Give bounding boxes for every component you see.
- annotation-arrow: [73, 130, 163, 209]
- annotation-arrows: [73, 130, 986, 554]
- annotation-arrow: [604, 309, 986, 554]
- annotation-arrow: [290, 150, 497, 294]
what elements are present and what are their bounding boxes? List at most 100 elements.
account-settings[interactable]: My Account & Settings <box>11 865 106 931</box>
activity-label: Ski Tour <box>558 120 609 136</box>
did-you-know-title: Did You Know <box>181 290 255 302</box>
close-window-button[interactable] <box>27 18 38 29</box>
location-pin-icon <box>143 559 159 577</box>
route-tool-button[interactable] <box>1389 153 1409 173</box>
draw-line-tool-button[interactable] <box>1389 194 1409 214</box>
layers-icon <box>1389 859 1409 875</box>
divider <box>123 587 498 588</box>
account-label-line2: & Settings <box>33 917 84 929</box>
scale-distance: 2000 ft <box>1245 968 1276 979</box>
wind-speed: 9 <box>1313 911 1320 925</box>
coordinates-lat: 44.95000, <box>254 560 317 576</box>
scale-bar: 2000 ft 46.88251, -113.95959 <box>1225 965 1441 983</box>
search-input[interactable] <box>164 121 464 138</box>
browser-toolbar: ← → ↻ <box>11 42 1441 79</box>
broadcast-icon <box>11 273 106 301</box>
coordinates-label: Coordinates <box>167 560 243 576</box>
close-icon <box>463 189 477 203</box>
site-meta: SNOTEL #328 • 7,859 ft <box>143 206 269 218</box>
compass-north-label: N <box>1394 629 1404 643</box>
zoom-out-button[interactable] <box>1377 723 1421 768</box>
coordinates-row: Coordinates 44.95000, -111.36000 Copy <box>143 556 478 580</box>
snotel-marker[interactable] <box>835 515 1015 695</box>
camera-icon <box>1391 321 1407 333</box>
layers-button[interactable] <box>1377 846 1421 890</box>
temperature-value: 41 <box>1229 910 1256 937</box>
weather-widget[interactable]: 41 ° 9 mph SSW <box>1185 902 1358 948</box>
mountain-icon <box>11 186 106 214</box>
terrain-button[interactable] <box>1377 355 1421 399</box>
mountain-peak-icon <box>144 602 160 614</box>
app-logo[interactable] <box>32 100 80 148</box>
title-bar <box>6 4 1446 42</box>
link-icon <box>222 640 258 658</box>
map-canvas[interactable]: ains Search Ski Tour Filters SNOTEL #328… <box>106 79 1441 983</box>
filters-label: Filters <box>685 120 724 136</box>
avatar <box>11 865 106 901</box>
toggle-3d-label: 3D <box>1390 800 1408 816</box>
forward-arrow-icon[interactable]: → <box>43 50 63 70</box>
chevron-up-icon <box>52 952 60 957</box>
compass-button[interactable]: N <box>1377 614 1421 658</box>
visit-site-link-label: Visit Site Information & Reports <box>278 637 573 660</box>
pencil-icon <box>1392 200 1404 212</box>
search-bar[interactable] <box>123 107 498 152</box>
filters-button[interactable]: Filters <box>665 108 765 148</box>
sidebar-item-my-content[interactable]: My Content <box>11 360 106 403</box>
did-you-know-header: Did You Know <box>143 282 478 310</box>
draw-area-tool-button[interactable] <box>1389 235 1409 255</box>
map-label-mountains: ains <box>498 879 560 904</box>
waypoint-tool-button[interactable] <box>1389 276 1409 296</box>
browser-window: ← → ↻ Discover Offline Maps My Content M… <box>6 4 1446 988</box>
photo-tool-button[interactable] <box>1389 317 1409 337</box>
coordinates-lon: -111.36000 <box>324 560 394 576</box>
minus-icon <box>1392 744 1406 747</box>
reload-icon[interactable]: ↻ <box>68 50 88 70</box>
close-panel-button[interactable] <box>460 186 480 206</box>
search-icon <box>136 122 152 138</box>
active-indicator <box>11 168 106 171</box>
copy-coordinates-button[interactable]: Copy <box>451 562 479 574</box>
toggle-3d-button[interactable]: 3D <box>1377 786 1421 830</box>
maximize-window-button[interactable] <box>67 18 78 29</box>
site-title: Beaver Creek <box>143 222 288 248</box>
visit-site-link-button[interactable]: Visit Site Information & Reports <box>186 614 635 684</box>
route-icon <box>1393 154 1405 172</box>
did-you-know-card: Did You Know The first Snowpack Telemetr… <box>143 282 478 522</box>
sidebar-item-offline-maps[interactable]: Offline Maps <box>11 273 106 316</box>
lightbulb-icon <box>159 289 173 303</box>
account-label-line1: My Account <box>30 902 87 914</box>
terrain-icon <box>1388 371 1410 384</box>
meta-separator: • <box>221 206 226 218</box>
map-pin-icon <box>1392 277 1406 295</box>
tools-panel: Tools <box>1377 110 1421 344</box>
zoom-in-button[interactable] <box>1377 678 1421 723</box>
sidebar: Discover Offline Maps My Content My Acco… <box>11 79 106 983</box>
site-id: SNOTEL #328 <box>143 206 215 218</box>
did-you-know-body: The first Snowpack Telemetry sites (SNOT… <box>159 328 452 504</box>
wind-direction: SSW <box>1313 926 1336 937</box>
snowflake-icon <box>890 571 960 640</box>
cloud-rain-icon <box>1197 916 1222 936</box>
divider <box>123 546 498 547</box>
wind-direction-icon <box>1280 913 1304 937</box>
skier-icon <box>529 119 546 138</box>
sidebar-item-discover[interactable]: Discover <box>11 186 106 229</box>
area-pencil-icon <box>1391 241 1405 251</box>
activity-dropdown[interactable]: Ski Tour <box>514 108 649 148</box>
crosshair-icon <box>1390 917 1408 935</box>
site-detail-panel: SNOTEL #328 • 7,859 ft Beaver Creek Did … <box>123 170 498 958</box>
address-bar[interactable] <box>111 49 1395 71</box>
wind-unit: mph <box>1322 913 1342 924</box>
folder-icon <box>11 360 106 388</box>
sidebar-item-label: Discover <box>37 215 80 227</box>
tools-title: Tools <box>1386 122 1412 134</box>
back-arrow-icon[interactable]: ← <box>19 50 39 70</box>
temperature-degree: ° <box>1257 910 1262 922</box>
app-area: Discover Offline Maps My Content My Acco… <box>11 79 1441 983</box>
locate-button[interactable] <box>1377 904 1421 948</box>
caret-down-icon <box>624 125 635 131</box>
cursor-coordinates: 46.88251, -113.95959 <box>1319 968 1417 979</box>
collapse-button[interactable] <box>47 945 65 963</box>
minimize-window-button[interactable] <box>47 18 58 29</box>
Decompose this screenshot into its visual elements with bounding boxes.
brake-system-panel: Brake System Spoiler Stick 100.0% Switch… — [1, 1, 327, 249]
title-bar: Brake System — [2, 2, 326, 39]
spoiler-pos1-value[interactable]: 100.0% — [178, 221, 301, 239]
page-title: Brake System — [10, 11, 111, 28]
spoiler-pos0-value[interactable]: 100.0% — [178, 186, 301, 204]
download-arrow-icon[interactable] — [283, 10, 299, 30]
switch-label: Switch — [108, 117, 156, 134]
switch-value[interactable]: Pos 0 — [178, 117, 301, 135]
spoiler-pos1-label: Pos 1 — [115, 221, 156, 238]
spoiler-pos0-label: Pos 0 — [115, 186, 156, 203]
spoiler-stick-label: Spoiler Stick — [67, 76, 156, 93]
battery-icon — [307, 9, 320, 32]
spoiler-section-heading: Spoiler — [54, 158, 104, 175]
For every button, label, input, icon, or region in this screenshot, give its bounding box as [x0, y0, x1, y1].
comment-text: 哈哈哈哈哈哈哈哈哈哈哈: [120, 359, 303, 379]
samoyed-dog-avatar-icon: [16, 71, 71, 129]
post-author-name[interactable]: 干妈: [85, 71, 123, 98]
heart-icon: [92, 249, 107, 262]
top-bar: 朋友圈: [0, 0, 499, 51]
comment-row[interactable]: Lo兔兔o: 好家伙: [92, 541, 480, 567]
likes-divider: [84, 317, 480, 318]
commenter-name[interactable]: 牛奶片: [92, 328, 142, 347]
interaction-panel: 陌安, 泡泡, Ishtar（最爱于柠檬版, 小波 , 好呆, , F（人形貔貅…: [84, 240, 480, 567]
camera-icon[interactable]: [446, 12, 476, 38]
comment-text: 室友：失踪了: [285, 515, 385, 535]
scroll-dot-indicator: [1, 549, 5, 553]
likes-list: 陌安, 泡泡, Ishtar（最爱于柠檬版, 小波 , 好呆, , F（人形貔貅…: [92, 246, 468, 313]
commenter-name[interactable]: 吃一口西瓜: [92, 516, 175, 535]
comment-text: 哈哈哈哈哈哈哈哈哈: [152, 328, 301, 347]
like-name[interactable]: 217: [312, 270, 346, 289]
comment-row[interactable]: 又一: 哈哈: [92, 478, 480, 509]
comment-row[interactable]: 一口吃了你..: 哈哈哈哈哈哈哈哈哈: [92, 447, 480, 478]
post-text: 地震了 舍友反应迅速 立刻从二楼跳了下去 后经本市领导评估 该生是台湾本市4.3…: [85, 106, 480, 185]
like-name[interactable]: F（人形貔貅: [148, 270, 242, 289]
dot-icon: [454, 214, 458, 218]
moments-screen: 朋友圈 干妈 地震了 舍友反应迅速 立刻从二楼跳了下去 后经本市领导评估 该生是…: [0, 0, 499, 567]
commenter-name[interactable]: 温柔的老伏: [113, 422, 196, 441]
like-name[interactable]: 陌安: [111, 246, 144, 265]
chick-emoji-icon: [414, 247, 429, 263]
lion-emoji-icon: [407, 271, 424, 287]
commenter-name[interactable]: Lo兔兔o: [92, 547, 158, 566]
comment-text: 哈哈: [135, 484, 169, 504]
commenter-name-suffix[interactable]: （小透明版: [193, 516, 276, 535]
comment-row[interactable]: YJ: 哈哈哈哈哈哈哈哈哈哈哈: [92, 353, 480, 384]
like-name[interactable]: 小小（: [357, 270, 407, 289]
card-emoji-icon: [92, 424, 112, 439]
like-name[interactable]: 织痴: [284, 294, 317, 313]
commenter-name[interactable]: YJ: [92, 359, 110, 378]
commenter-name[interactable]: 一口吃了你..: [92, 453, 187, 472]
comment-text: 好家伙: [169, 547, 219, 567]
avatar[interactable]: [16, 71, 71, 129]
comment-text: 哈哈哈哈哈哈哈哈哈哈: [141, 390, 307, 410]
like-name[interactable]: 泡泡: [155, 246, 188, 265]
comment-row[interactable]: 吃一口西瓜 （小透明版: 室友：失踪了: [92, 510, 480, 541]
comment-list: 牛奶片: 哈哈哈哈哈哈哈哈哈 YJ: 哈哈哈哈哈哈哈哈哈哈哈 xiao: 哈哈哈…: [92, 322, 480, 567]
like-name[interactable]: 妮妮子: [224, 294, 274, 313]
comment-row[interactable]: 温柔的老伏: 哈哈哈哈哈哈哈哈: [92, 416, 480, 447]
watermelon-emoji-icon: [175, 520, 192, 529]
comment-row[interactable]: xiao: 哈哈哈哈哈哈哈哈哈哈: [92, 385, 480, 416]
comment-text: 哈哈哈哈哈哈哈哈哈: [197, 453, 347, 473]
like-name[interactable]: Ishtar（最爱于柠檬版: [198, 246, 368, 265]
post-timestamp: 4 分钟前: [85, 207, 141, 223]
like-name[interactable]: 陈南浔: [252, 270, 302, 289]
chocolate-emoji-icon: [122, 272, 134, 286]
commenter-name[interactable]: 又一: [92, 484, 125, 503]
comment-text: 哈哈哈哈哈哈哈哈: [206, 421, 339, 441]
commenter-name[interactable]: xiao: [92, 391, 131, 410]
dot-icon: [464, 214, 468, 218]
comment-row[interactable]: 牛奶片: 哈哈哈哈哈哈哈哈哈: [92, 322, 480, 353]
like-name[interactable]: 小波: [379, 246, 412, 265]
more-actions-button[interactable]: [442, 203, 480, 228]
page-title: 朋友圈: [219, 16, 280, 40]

--

--- The request ---
Copy out, word for word, the records from their first line through the line that contains "weather-widget[interactable]: 41 °", including that line.

--- Correct output ---
Give bounding boxes for every component you see.
- annotation-arrow: [73, 130, 163, 209]
- annotation-arrows: [73, 130, 986, 554]
- annotation-arrow: [604, 309, 986, 554]
- annotation-arrow: [290, 150, 497, 294]
what elements are present and what are their bounding boxes? List at most 100 elements.
account-settings[interactable]: My Account & Settings <box>11 865 106 931</box>
activity-label: Ski Tour <box>558 120 609 136</box>
did-you-know-title: Did You Know <box>181 290 255 302</box>
close-window-button[interactable] <box>27 18 38 29</box>
location-pin-icon <box>143 559 159 577</box>
route-tool-button[interactable] <box>1389 153 1409 173</box>
draw-line-tool-button[interactable] <box>1389 194 1409 214</box>
layers-icon <box>1389 859 1409 875</box>
divider <box>123 587 498 588</box>
account-label-line2: & Settings <box>33 917 84 929</box>
scale-distance: 2000 ft <box>1245 968 1276 979</box>
wind-speed: 9 <box>1313 911 1320 925</box>
coordinates-lat: 44.95000, <box>254 560 317 576</box>
scale-bar: 2000 ft 46.88251, -113.95959 <box>1225 965 1441 983</box>
search-input[interactable] <box>164 121 464 138</box>
browser-toolbar: ← → ↻ <box>11 42 1441 79</box>
broadcast-icon <box>11 273 106 301</box>
coordinates-label: Coordinates <box>167 560 243 576</box>
close-icon <box>463 189 477 203</box>
site-meta: SNOTEL #328 • 7,859 ft <box>143 206 269 218</box>
compass-north-label: N <box>1394 629 1404 643</box>
zoom-out-button[interactable] <box>1377 723 1421 768</box>
coordinates-row: Coordinates 44.95000, -111.36000 Copy <box>143 556 478 580</box>
snotel-marker[interactable] <box>835 515 1015 695</box>
camera-icon <box>1391 321 1407 333</box>
layers-button[interactable] <box>1377 846 1421 890</box>
temperature-value: 41 <box>1229 910 1256 937</box>
weather-widget[interactable]: 41 ° 9 mph SSW <box>1185 902 1358 948</box>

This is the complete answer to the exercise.